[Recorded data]
++++++
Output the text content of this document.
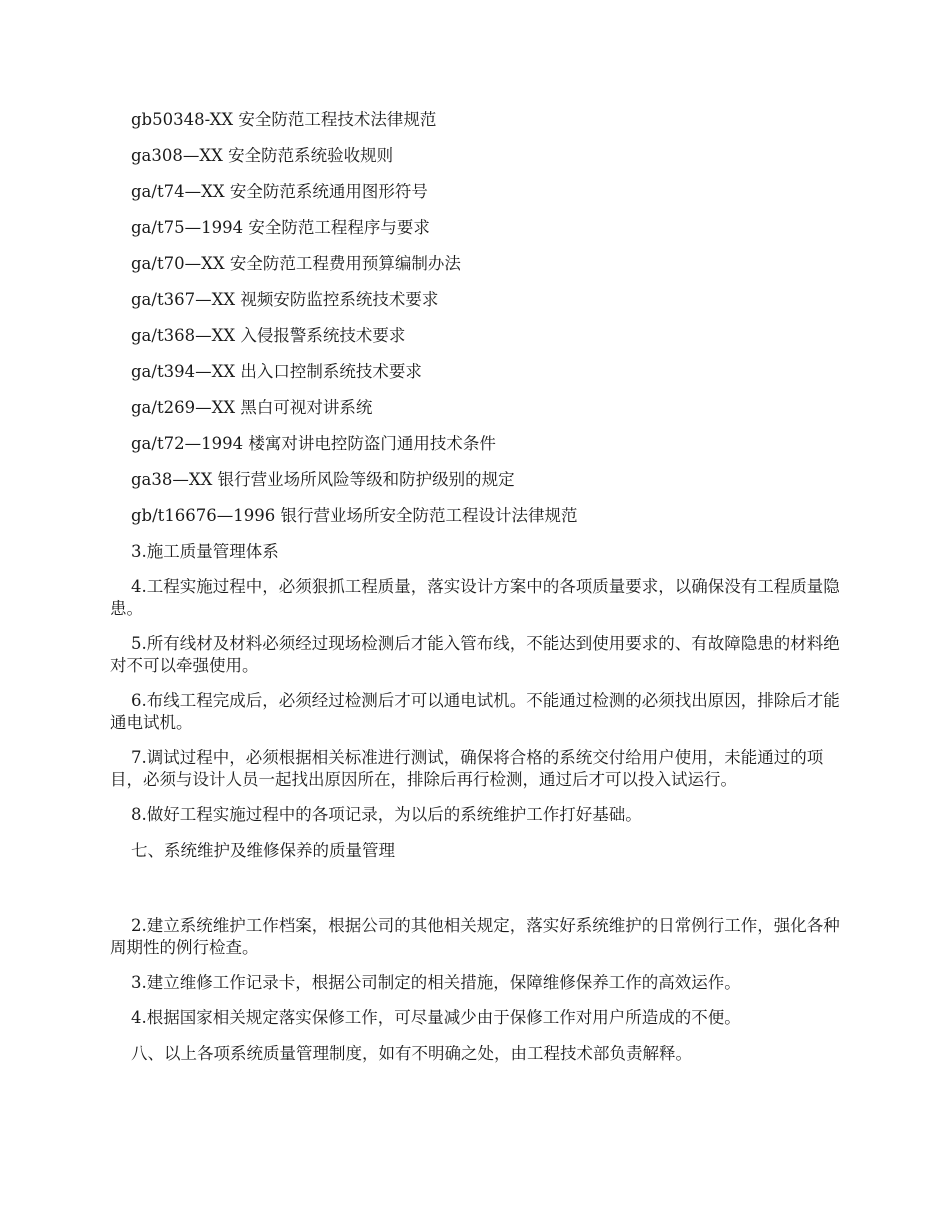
gb50348-XX 安全防范工程技术法律规范

ga308—XX 安全防范系统验收规则

ga/t74—XX 安全防范系统通用图形符号

ga/t75—1994 安全防范工程程序与要求

ga/t70—XX 安全防范工程费用预算编制办法

ga/t367—XX 视频安防监控系统技术要求

ga/t368—XX 入侵报警系统技术要求

ga/t394—XX 出入口控制系统技术要求

ga/t269—XX 黑白可视对讲系统

ga/t72—1994 楼寓对讲电控防盗门通用技术条件

ga38—XX 银行营业场所风险等级和防护级别的规定

gb/t16676—1996 银行营业场所安全防范工程设计法律规范

3.施工质量管理体系

4.工程实施过程中，必须狠抓工程质量，落实设计方案中的各项质量要求，以确保没有工程质量隐患。

5.所有线材及材料必须经过现场检测后才能入管布线，不能达到使用要求的、有故障隐患的材料绝对不可以牵强使用。

6.布线工程完成后，必须经过检测后才可以通电试机。不能通过检测的必须找出原因，排除后才能通电试机。

7.调试过程中，必须根据相关标准进行测试，确保将合格的系统交付给用户使用，未能通过的项目，必须与设计人员一起找出原因所在，排除后再行检测，通过后才可以投入试运行。

8.做好工程实施过程中的各项记录，为以后的系统维护工作打好基础。

七、系统维护及维修保养的质量管理

2.建立系统维护工作档案，根据公司的其他相关规定，落实好系统维护的日常例行工作，强化各种周期性的例行检查。

3.建立维修工作记录卡，根据公司制定的相关措施，保障维修保养工作的高效运作。

4.根据国家相关规定落实保修工作，可尽量减少由于保修工作对用户所造成的不便。

八、以上各项系统质量管理制度，如有不明确之处，由工程技术部负责解释。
++++++
EXERCISE >>
Repeat the records above exactly, leaving out the pictures.

SOLUTION TO THIS TASK >>
Output the text content of this document.
gb50348-XX 安全防范工程技术法律规范

ga308—XX 安全防范系统验收规则

ga/t74—XX 安全防范系统通用图形符号

ga/t75—1994 安全防范工程程序与要求

ga/t70—XX 安全防范工程费用预算编制办法

ga/t367—XX 视频安防监控系统技术要求

ga/t368—XX 入侵报警系统技术要求

ga/t394—XX 出入口控制系统技术要求

ga/t269—XX 黑白可视对讲系统

ga/t72—1994 楼寓对讲电控防盗门通用技术条件

ga38—XX 银行营业场所风险等级和防护级别的规定

gb/t16676—1996 银行营业场所安全防范工程设计法律规范

3.施工质量管理体系

4.工程实施过程中，必须狠抓工程质量，落实设计方案中的各项质量要求，以确保没有工程质量隐患。

5.所有线材及材料必须经过现场检测后才能入管布线，不能达到使用要求的、有故障隐患的材料绝对不可以牵强使用。

6.布线工程完成后，必须经过检测后才可以通电试机。不能通过检测的必须找出原因，排除后才能通电试机。

7.调试过程中，必须根据相关标准进行测试，确保将合格的系统交付给用户使用，未能通过的项目，必须与设计人员一起找出原因所在，排除后再行检测，通过后才可以投入试运行。

8.做好工程实施过程中的各项记录，为以后的系统维护工作打好基础。

七、系统维护及维修保养的质量管理

2.建立系统维护工作档案，根据公司的其他相关规定，落实好系统维护的日常例行工作，强化各种周期性的例行检查。

3.建立维修工作记录卡，根据公司制定的相关措施，保障维修保养工作的高效运作。

4.根据国家相关规定落实保修工作，可尽量减少由于保修工作对用户所造成的不便。

八、以上各项系统质量管理制度，如有不明确之处，由工程技术部负责解释。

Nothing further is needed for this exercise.